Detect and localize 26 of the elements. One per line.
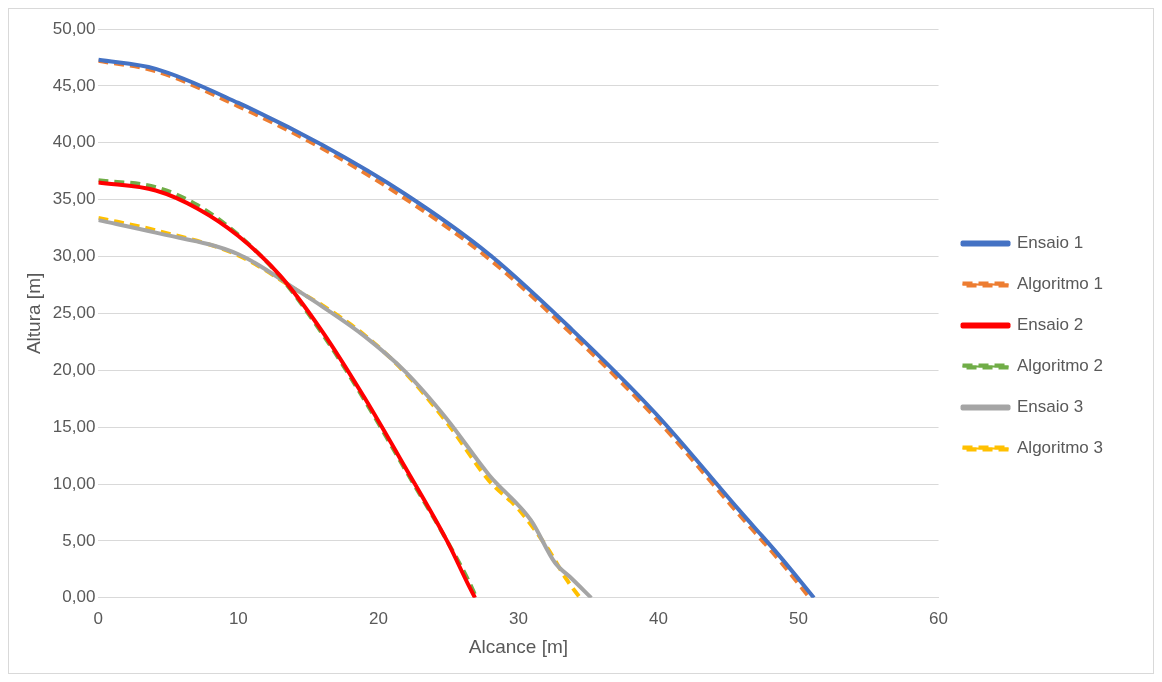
y-tick-label: 45,00 xyxy=(52,75,96,95)
legend-label: Ensaio 3 xyxy=(1017,397,1084,417)
y-tick-label: 40,00 xyxy=(52,132,96,152)
y-tick-label: 20,00 xyxy=(52,359,96,379)
legend-label: Algoritmo 3 xyxy=(1017,438,1103,458)
x-tick-label: 60 xyxy=(929,608,948,628)
legend-label: Algoritmo 2 xyxy=(1017,356,1103,376)
legend-label: Ensaio 2 xyxy=(1017,315,1084,335)
x-tick-label: 50 xyxy=(789,608,808,628)
x-tick-label: 40 xyxy=(649,608,668,628)
x-tick-label: 30 xyxy=(508,608,528,628)
y-tick-label: 30,00 xyxy=(52,246,96,266)
y-tick-label: 5,00 xyxy=(62,530,96,550)
y-tick-label: 0,00 xyxy=(62,587,96,607)
legend-label: Algoritmo 1 xyxy=(1017,274,1103,294)
y-axis-title: Altura [m] xyxy=(22,272,44,355)
x-axis-title: Alcance [m] xyxy=(468,635,569,657)
legend-label: Ensaio 1 xyxy=(1017,233,1084,253)
y-tick-label: 35,00 xyxy=(52,189,96,209)
y-tick-label: 50,00 xyxy=(52,18,96,38)
x-tick-label: 10 xyxy=(228,608,248,628)
x-tick-label: 20 xyxy=(368,608,388,628)
y-tick-label: 25,00 xyxy=(52,303,96,323)
y-tick-label: 10,00 xyxy=(52,473,96,493)
x-tick-label: 0 xyxy=(93,608,104,628)
y-tick-label: 15,00 xyxy=(52,416,96,436)
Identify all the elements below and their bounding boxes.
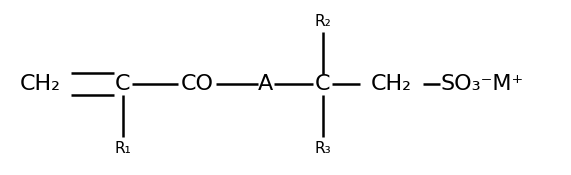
Text: R₂: R₂ [314,13,331,29]
Text: SO₃⁻M⁺: SO₃⁻M⁺ [441,74,524,94]
Text: CO: CO [180,74,214,94]
Text: CH₂: CH₂ [19,74,61,94]
Text: A: A [258,74,273,94]
Text: R₃: R₃ [314,141,331,156]
Text: R₁: R₁ [114,141,131,156]
Text: CH₂: CH₂ [371,74,412,94]
Text: C: C [315,74,331,94]
Text: C: C [115,74,131,94]
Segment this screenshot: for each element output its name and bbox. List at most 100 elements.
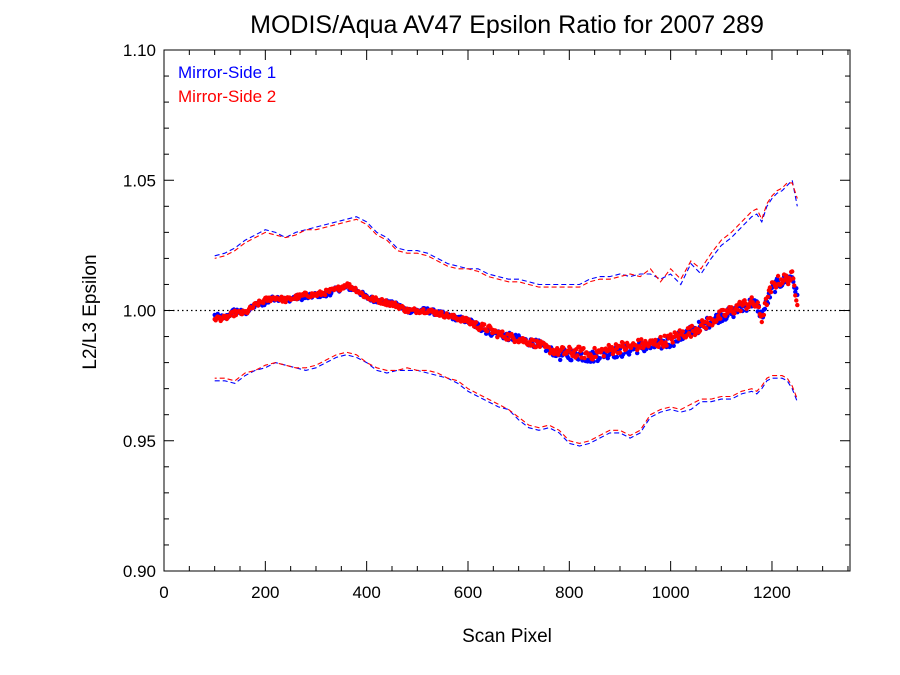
mirror-side-2-point: [755, 300, 760, 305]
mirror-side-2-point: [775, 273, 781, 279]
mirror-side-2-point: [577, 344, 582, 350]
mirror-side-2-point: [786, 281, 791, 287]
mirror-side-2-point: [568, 346, 573, 351]
legend: Mirror-Side 1 Mirror-Side 2: [178, 63, 276, 106]
mirror-side-1-point: [772, 289, 778, 295]
mirror-side-2-point: [495, 335, 500, 340]
mirror-side-2-point: [765, 294, 771, 299]
mirror-side-1-point: [614, 354, 620, 360]
mirror-side-2-point: [793, 293, 798, 298]
mirror-side-2-point: [790, 269, 795, 274]
x-axis-label: Scan Pixel: [462, 626, 552, 647]
x-tick-label: 0: [159, 583, 168, 602]
mirror-side-2-point: [353, 285, 358, 291]
mirror-side-2-point: [795, 302, 800, 308]
mirror-side-2-point: [703, 326, 709, 331]
mirror-side-2-upper-bound: [214, 182, 798, 288]
mirror-side-2-point: [697, 328, 703, 333]
legend-entry-mirror-side-1: Mirror-Side 1: [178, 63, 276, 82]
mirror-side-2-point: [575, 353, 580, 358]
mirror-side-2-point: [609, 345, 615, 350]
mirror-side-2-point: [639, 337, 644, 342]
axis-ticks: 0 200 400 600 800 1000 1200 0.90 0.95 1.00 1.05 1.1…: [123, 41, 850, 602]
mirror-side-2-point: [421, 307, 426, 312]
mirror-side-2-point: [617, 350, 623, 355]
mirror-side-1-point: [569, 358, 574, 363]
mirror-side-2-point: [635, 347, 640, 353]
x-tick-label: 400: [352, 583, 380, 602]
mirror-side-2-point: [670, 340, 675, 345]
mirror-side-1-point: [626, 352, 632, 357]
mirror-side-2-point: [555, 346, 560, 351]
mirror-side-2-point: [784, 273, 789, 278]
y-tick-label: 1.05: [123, 171, 156, 190]
mirror-side-2-point: [485, 329, 490, 334]
plot-area: [164, 179, 850, 447]
mirror-side-2-point: [439, 309, 444, 315]
mirror-side-2-point: [656, 344, 661, 349]
mirror-side-2-point: [437, 313, 442, 318]
mirror-side-2-point: [623, 346, 629, 352]
mirror-side-2-point: [582, 355, 587, 361]
mirror-side-1-point: [762, 306, 768, 312]
mirror-side-2-point: [732, 311, 737, 316]
x-tick-label: 600: [454, 583, 482, 602]
mirror-side-2-point: [592, 345, 597, 351]
mirror-side-2-point: [718, 316, 723, 321]
mirror-side-2-point: [482, 322, 487, 327]
mirror-side-2-point: [791, 276, 796, 281]
mirror-side-1-lower-bound: [214, 354, 798, 447]
mirror-side-2-points: [212, 269, 800, 362]
x-tick-label: 800: [555, 583, 583, 602]
y-axis-label: L2/L3 Epsilon: [80, 254, 101, 369]
mirror-side-2-point: [738, 308, 743, 314]
mirror-side-2-point: [759, 319, 764, 325]
mirror-side-2-point: [379, 297, 385, 302]
mirror-side-1-point: [558, 357, 563, 363]
mirror-side-2-point: [473, 320, 479, 325]
mirror-side-1-point: [635, 350, 640, 356]
y-tick-label: 0.90: [123, 562, 156, 581]
mirror-side-2-point: [676, 336, 681, 341]
mirror-side-2-point: [749, 295, 754, 300]
y-tick-label: 1.10: [123, 41, 156, 60]
mirror-side-2-point: [638, 345, 643, 350]
mirror-side-2-point: [756, 304, 761, 310]
mirror-side-2-point: [601, 354, 606, 359]
mirror-side-2-point: [588, 352, 593, 357]
mirror-side-1-point: [731, 314, 736, 320]
mirror-side-2-point: [479, 326, 484, 331]
mirror-side-2-lower-bound: [214, 351, 798, 444]
x-tick-label: 1200: [753, 583, 791, 602]
mirror-side-2-point: [593, 354, 598, 359]
mirror-side-1-upper-bound: [214, 179, 798, 286]
mirror-side-2-point: [620, 340, 626, 346]
mirror-side-2-point: [296, 295, 301, 301]
mirror-side-2-point: [322, 292, 328, 298]
mirror-side-1-point: [671, 343, 676, 348]
y-tick-label: 0.95: [123, 432, 156, 451]
mirror-side-2-point: [680, 329, 685, 334]
mirror-side-2-point: [664, 343, 669, 348]
mirror-side-2-point: [689, 323, 695, 329]
mirror-side-2-point: [581, 346, 586, 351]
mirror-side-2-point: [688, 334, 694, 339]
mirror-side-2-point: [767, 285, 773, 290]
x-tick-label: 1000: [652, 583, 690, 602]
mirror-side-2-point: [261, 300, 266, 306]
mirror-side-2-point: [256, 303, 261, 308]
mirror-side-2-point: [500, 329, 505, 334]
mirror-side-2-point: [658, 334, 663, 340]
mirror-side-2-point: [729, 305, 734, 310]
mirror-side-2-point: [653, 337, 658, 343]
chart-title: MODIS/Aqua AV47 Epsilon Ratio for 2007 2…: [250, 11, 764, 39]
x-tick-label: 200: [251, 583, 279, 602]
y-tick-label: 1.00: [123, 302, 156, 321]
mirror-side-2-point: [764, 302, 770, 308]
mirror-side-2-point: [523, 338, 528, 343]
mirror-side-2-point: [792, 283, 797, 288]
mirror-side-2-point: [768, 289, 774, 295]
mirror-side-2-point: [668, 332, 673, 337]
mirror-side-2-point: [794, 298, 799, 303]
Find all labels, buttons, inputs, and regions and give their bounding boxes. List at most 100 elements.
──────────
What you will do: Rewrite the lines above, replacing "elements" with "items" and leaving everything else unchanged. Leave out the pictures.

Output for this exercise:
Detect and localize 26 of the items. One per line.
y-tick-label: 45,00 xyxy=(52,75,96,95)
legend-label: Ensaio 3 xyxy=(1017,397,1084,417)
y-tick-label: 40,00 xyxy=(52,132,96,152)
y-tick-label: 20,00 xyxy=(52,359,96,379)
legend-label: Algoritmo 3 xyxy=(1017,438,1103,458)
x-tick-label: 60 xyxy=(929,608,948,628)
legend-label: Algoritmo 2 xyxy=(1017,356,1103,376)
legend-label: Ensaio 2 xyxy=(1017,315,1084,335)
x-tick-label: 50 xyxy=(789,608,808,628)
x-tick-label: 40 xyxy=(649,608,668,628)
x-tick-label: 30 xyxy=(508,608,528,628)
y-tick-label: 30,00 xyxy=(52,246,96,266)
y-tick-label: 5,00 xyxy=(62,530,96,550)
y-tick-label: 0,00 xyxy=(62,587,96,607)
legend-label: Algoritmo 1 xyxy=(1017,274,1103,294)
y-axis-title: Altura [m] xyxy=(22,272,44,355)
x-axis-title: Alcance [m] xyxy=(468,635,569,657)
legend-label: Ensaio 1 xyxy=(1017,233,1084,253)
y-tick-label: 35,00 xyxy=(52,189,96,209)
y-tick-label: 50,00 xyxy=(52,18,96,38)
x-tick-label: 10 xyxy=(228,608,248,628)
x-tick-label: 20 xyxy=(368,608,388,628)
y-tick-label: 25,00 xyxy=(52,303,96,323)
y-tick-label: 10,00 xyxy=(52,473,96,493)
x-tick-label: 0 xyxy=(93,608,104,628)
y-tick-label: 15,00 xyxy=(52,416,96,436)
Identify all the items below and their bounding boxes.
Text: R₂: R₂ [314,13,331,29]
Text: SO₃⁻M⁺: SO₃⁻M⁺ [441,74,524,94]
Text: CO: CO [180,74,214,94]
Text: CH₂: CH₂ [19,74,61,94]
Text: A: A [258,74,273,94]
Text: R₃: R₃ [314,141,331,156]
Text: R₁: R₁ [114,141,131,156]
Text: CH₂: CH₂ [371,74,412,94]
Text: C: C [315,74,331,94]
Text: C: C [115,74,131,94]
Segment this screenshot: for each element output its name and bbox. List at most 100 items.
mirror-side-2-point: [755, 300, 760, 305]
mirror-side-2-point: [775, 273, 781, 279]
mirror-side-2-point: [577, 344, 582, 350]
mirror-side-2-point: [786, 281, 791, 287]
mirror-side-2-point: [568, 346, 573, 351]
legend: Mirror-Side 1 Mirror-Side 2: [178, 63, 276, 106]
mirror-side-1-point: [772, 289, 778, 295]
mirror-side-2-point: [495, 335, 500, 340]
mirror-side-2-point: [765, 294, 771, 299]
mirror-side-1-point: [614, 354, 620, 360]
mirror-side-2-point: [793, 293, 798, 298]
mirror-side-2-point: [790, 269, 795, 274]
x-axis-label: Scan Pixel: [462, 626, 552, 647]
x-tick-label: 0: [159, 583, 168, 602]
mirror-side-2-point: [353, 285, 358, 291]
mirror-side-2-point: [795, 302, 800, 308]
mirror-side-2-point: [703, 326, 709, 331]
mirror-side-2-upper-bound: [214, 182, 798, 288]
mirror-side-2-point: [697, 328, 703, 333]
legend-entry-mirror-side-1: Mirror-Side 1: [178, 63, 276, 82]
mirror-side-2-point: [575, 353, 580, 358]
mirror-side-2-point: [609, 345, 615, 350]
mirror-side-2-point: [639, 337, 644, 342]
axis-ticks: 0 200 400 600 800 1000 1200 0.90 0.95 1.00 1.05 1.1…: [123, 41, 850, 602]
mirror-side-2-point: [421, 307, 426, 312]
mirror-side-2-point: [617, 350, 623, 355]
mirror-side-1-point: [569, 358, 574, 363]
mirror-side-2-point: [635, 347, 640, 353]
x-tick-label: 400: [352, 583, 380, 602]
mirror-side-2-point: [670, 340, 675, 345]
mirror-side-1-point: [626, 352, 632, 357]
mirror-side-2-point: [555, 346, 560, 351]
mirror-side-2-point: [784, 273, 789, 278]
y-tick-label: 1.05: [123, 171, 156, 190]
mirror-side-2-point: [485, 329, 490, 334]
plot-area: [164, 179, 850, 447]
mirror-side-2-point: [439, 309, 444, 315]
mirror-side-2-point: [656, 344, 661, 349]
mirror-side-2-point: [437, 313, 442, 318]
mirror-side-2-point: [623, 346, 629, 352]
mirror-side-2-point: [582, 355, 587, 361]
mirror-side-1-point: [762, 306, 768, 312]
mirror-side-2-point: [732, 311, 737, 316]
x-tick-label: 600: [454, 583, 482, 602]
mirror-side-2-point: [592, 345, 597, 351]
mirror-side-2-point: [718, 316, 723, 321]
mirror-side-2-point: [482, 322, 487, 327]
mirror-side-2-point: [791, 276, 796, 281]
mirror-side-1-lower-bound: [214, 354, 798, 447]
mirror-side-2-points: [212, 269, 800, 362]
x-tick-label: 800: [555, 583, 583, 602]
y-axis-label: L2/L3 Epsilon: [80, 254, 101, 369]
mirror-side-2-point: [738, 308, 743, 314]
mirror-side-2-point: [759, 319, 764, 325]
mirror-side-2-point: [379, 297, 385, 302]
mirror-side-1-point: [558, 357, 563, 363]
mirror-side-2-point: [473, 320, 479, 325]
mirror-side-1-point: [635, 350, 640, 356]
y-tick-label: 0.90: [123, 562, 156, 581]
mirror-side-2-point: [676, 336, 681, 341]
mirror-side-2-point: [749, 295, 754, 300]
y-tick-label: 1.10: [123, 41, 156, 60]
mirror-side-2-point: [638, 345, 643, 350]
mirror-side-2-point: [756, 304, 761, 310]
mirror-side-2-point: [601, 354, 606, 359]
mirror-side-2-point: [588, 352, 593, 357]
mirror-side-1-point: [731, 314, 736, 320]
mirror-side-2-point: [479, 326, 484, 331]
mirror-side-2-lower-bound: [214, 351, 798, 444]
x-tick-label: 1200: [753, 583, 791, 602]
mirror-side-2-point: [593, 354, 598, 359]
mirror-side-1-upper-bound: [214, 179, 798, 286]
mirror-side-2-point: [620, 340, 626, 346]
mirror-side-2-point: [296, 295, 301, 301]
mirror-side-2-point: [322, 292, 328, 298]
mirror-side-1-point: [671, 343, 676, 348]
y-tick-label: 0.95: [123, 432, 156, 451]
mirror-side-2-point: [680, 329, 685, 334]
mirror-side-2-point: [664, 343, 669, 348]
mirror-side-2-point: [689, 323, 695, 329]
mirror-side-2-point: [581, 346, 586, 351]
mirror-side-2-point: [688, 334, 694, 339]
mirror-side-2-point: [767, 285, 773, 290]
x-tick-label: 1000: [652, 583, 690, 602]
mirror-side-2-point: [261, 300, 266, 306]
mirror-side-2-point: [256, 303, 261, 308]
mirror-side-2-point: [500, 329, 505, 334]
mirror-side-2-point: [658, 334, 663, 340]
mirror-side-2-point: [729, 305, 734, 310]
mirror-side-2-point: [653, 337, 658, 343]
chart-title: MODIS/Aqua AV47 Epsilon Ratio for 2007 2…: [250, 11, 764, 39]
x-tick-label: 200: [251, 583, 279, 602]
y-tick-label: 1.00: [123, 302, 156, 321]
mirror-side-2-point: [764, 302, 770, 308]
mirror-side-2-point: [523, 338, 528, 343]
mirror-side-2-point: [792, 283, 797, 288]
mirror-side-2-point: [768, 289, 774, 295]
mirror-side-2-point: [668, 332, 673, 337]
mirror-side-2-point: [794, 298, 799, 303]
Find all labels, buttons, inputs, and regions and give their bounding boxes. List at most 100 items.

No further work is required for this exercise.